> **Required tasks**:
**A.** From the Foo Fighters post, copy out everything from "Two Saturdays ago, I" down to "player for now.".
**B.** Answer these from the Foo Fighters post:
(i) At which store was the CD bought?
(ii) Which album did it replace in the car player?
(iii) Which class periods gave very insightful comments?
* start Excerpted passage *
Two Saturdays ago, I found myself watching Foo Fighters performing "Times Like These" on SNL. (I sometimes watch the end of SNL just for the band. I am also interested in Jimmy Fallon's top-40 song parodies!) I suddenly remembered how much I was drawn to that song. Its theme epitomizes my current inner life, and anway, I just love the unusual 7/4 meter. I decided I didn't mind if Dave Grohl et al. got a bit of my dogsitting money, so I went out and found the CD *on sale* at Zia's. It has replaced White Stripes' _Elephant_ in my car player for now.
Since I've been teaching the understanding of metaphors to my sixth graders, I threw this one up on the overhead for them to analyze. (I hope this constitutes "fair use"...)
"I am a one-way motorway
I'm the one that drives away
Then follows you back home
I am a street light shining
I'm a wild light blinding bright
Burning off alone
It's times like these you learn to live again
It's times like these you give and give again
It's times like these you learn to love again
It's times like these time and time again
I am a new day rising
I'm a brand new sky
To hang the stars upon tonight
I am a little divided
Do I stay or run away
And leave it all behind?
It's times like these you learn to live again
It's times like these you give and give again
It's times like these you learn to love again
It's times like these time and time again."
Very insightful comments from periods 1, 2, 3 and 6.
Students saw the "one-way motorway" as a reference to busy-ness, confusion, being alone, not being free, not being able to make choices, worrying about "missing your exit." One student saw the metaphor as a reference to Grohl's "lifespan" (the actual word of a four-foot tall person); another student agreed, saying, "You can only move forward in your life; you can't go back." Students in different classes identified the "wild light blinding bright/burning off alone" as a reference to his growing older, his mortality (no, they didn't use that word, but it wouldn't have surprised me if someone had), his loss of a friendship (I thought about that, and wondered about Kurt Cobain), his loss of a "girl," his loss of "something important."
* end Excerpted passage *
* start Listing *
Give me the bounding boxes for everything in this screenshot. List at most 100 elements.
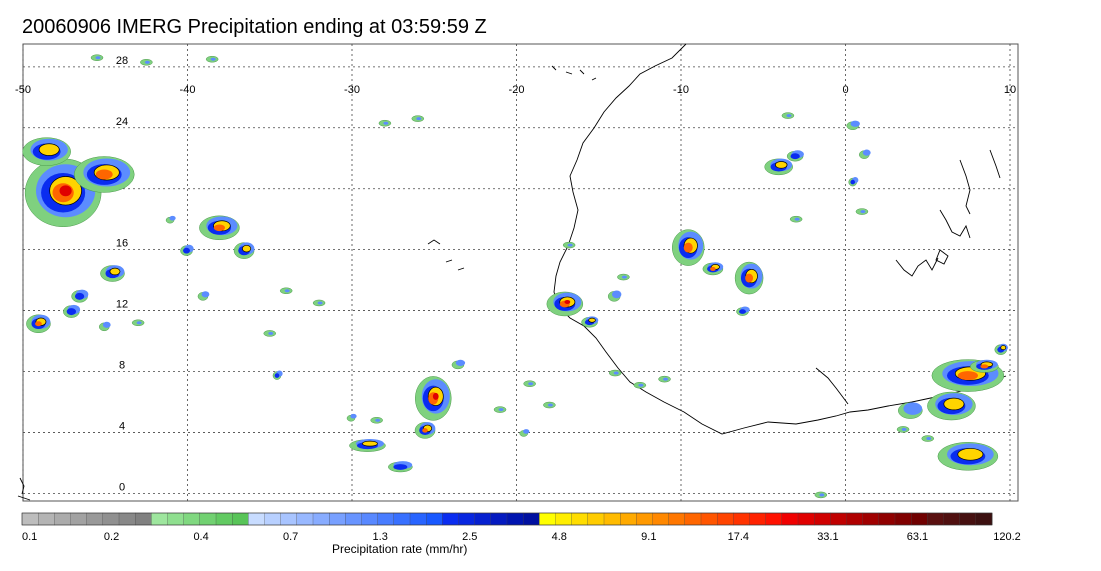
canary-islands bbox=[551, 65, 597, 81]
small-islands bbox=[17, 477, 31, 501]
rain-cell bbox=[99, 321, 111, 332]
rain-speckle bbox=[263, 330, 276, 337]
colorbar-swatch bbox=[571, 512, 589, 526]
longitude-label: -30 bbox=[344, 84, 360, 96]
rain-cell bbox=[937, 442, 999, 471]
rain-cell bbox=[736, 306, 750, 316]
rain-cell bbox=[197, 291, 210, 301]
rain-speckle bbox=[378, 119, 392, 127]
rain-speckle-core bbox=[268, 331, 274, 335]
rain-cell bbox=[74, 156, 135, 193]
rain-cell-mid bbox=[201, 291, 210, 298]
rain-speckle bbox=[131, 319, 145, 327]
colorbar-swatch bbox=[862, 512, 880, 526]
colorbar-tick-label: 0.1 bbox=[22, 531, 37, 543]
latitude-label: 0 bbox=[119, 481, 125, 493]
colorbar-tick-label: 0.2 bbox=[104, 531, 119, 543]
lake-outline bbox=[939, 209, 971, 239]
rain-cell-heavy bbox=[1000, 345, 1007, 351]
colorbar-swatch bbox=[652, 512, 670, 526]
colorbar-swatch bbox=[21, 512, 39, 526]
latitude-label: 8 bbox=[119, 360, 125, 372]
colorbar-swatch bbox=[118, 512, 136, 526]
colorbar-swatch bbox=[361, 512, 379, 526]
east-coast bbox=[959, 149, 1001, 215]
rain-cell-mid bbox=[612, 290, 622, 299]
colorbar-swatch bbox=[781, 512, 799, 526]
rain-speckle-core bbox=[383, 121, 389, 125]
colorbar-tick-label: 9.1 bbox=[641, 531, 656, 543]
colorbar-swatch bbox=[474, 512, 492, 526]
colorbar-swatch bbox=[490, 512, 508, 526]
rain-speckle-core bbox=[144, 60, 150, 64]
colorbar-swatch bbox=[248, 512, 265, 526]
colorbar-swatch bbox=[329, 512, 346, 526]
rain-cell bbox=[26, 314, 51, 334]
colorbar-swatch bbox=[636, 512, 653, 526]
latitude-label: 24 bbox=[116, 116, 128, 128]
rain-cell bbox=[349, 438, 386, 452]
rain-speckle bbox=[140, 59, 153, 66]
rain-speckle-core bbox=[547, 403, 553, 407]
colorbar-swatch bbox=[442, 512, 459, 526]
river-niger bbox=[895, 257, 939, 277]
rain-cell-strong bbox=[393, 464, 408, 470]
colorbar-swatch bbox=[458, 512, 476, 526]
rain-cell-strong bbox=[739, 309, 746, 314]
cape-verde bbox=[427, 239, 465, 271]
rain-cell bbox=[970, 359, 999, 373]
rain-speckle bbox=[789, 215, 803, 223]
colorbar-swatch bbox=[38, 512, 55, 526]
rain-speckle-core bbox=[621, 275, 627, 279]
latitude-label: 16 bbox=[116, 238, 128, 250]
rain-cell bbox=[199, 215, 240, 241]
africa-coastline bbox=[553, 43, 1007, 435]
colorbar-swatch bbox=[620, 512, 637, 526]
rain-cell-mid bbox=[102, 321, 111, 328]
colorbar-swatch bbox=[506, 512, 524, 526]
longitude-label: -40 bbox=[180, 84, 196, 96]
longitude-label: -20 bbox=[509, 84, 525, 96]
rain-cell bbox=[764, 158, 793, 176]
rain-cell bbox=[100, 265, 125, 282]
rain-speckle bbox=[523, 380, 536, 387]
rain-cell bbox=[846, 120, 860, 130]
rain-speckle-core bbox=[613, 371, 619, 375]
longitude-label: -10 bbox=[673, 84, 689, 96]
colorbar-swatch bbox=[183, 512, 201, 526]
colorbar-frame bbox=[21, 512, 993, 526]
rain-cell-very_heavy bbox=[745, 273, 754, 283]
colorbar-swatch bbox=[86, 512, 104, 526]
rain-speckle bbox=[855, 208, 869, 215]
rain-speckle-core bbox=[498, 408, 504, 412]
map-frame bbox=[22, 43, 1019, 502]
rain-cell bbox=[607, 290, 622, 302]
rain-speckle bbox=[370, 417, 383, 424]
rain-cell-mid bbox=[455, 359, 466, 367]
rain-speckle bbox=[411, 115, 425, 122]
colorbar-swatch bbox=[167, 512, 185, 526]
rain-cell-heavy bbox=[588, 317, 596, 323]
rain-cell-mid bbox=[850, 120, 860, 127]
colorbar-swatch bbox=[749, 512, 767, 526]
colorbar-swatch bbox=[797, 512, 815, 526]
rain-speckle-core bbox=[136, 321, 142, 325]
rain-speckle-core bbox=[901, 427, 907, 431]
rain-cell-heavy bbox=[109, 267, 121, 276]
longitude-label: -50 bbox=[15, 84, 31, 96]
rain-cell-very_heavy bbox=[710, 266, 716, 271]
colorbar-swatch bbox=[765, 512, 783, 526]
colorbar-swatch bbox=[717, 512, 734, 526]
rain-speckle-core bbox=[375, 418, 381, 422]
rain-speckle bbox=[921, 435, 934, 442]
rain-cell bbox=[272, 370, 283, 380]
rain-cell-very_heavy bbox=[422, 428, 428, 433]
rain-cell bbox=[581, 316, 599, 328]
rain-speckle-core bbox=[210, 57, 216, 61]
rain-cell-very_heavy bbox=[957, 371, 978, 381]
rain-cell-extreme bbox=[564, 299, 571, 304]
colorbar-swatch bbox=[151, 512, 168, 526]
rain-speckle-core bbox=[567, 243, 573, 247]
rain-cell bbox=[519, 429, 530, 437]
* end Listing *
> **Written answers**:
**A.**
Two Saturdays ago, I found myself watching Foo Fighters performing "Times Like These" on SNL. (I sometimes watch the end of SNL just for the band. I am also interested in Jimmy Fallon's top-40 song parodies!) I suddenly remembered how much I was drawn to that song. Its theme epitomizes my current inner life, and anway, I just love the unusual 7/4 meter. I decided I didn't mind if Dave Grohl et al. got a bit of my dogsitting money, so I went out and found the CD *on sale* at Zia's. It has replaced White Stripes' _Elephant_ in my car player for now.

**B.**
(i) Zia's
(ii) White Stripes' _Elephant_
(iii) Periods 1, 2, 3 and 6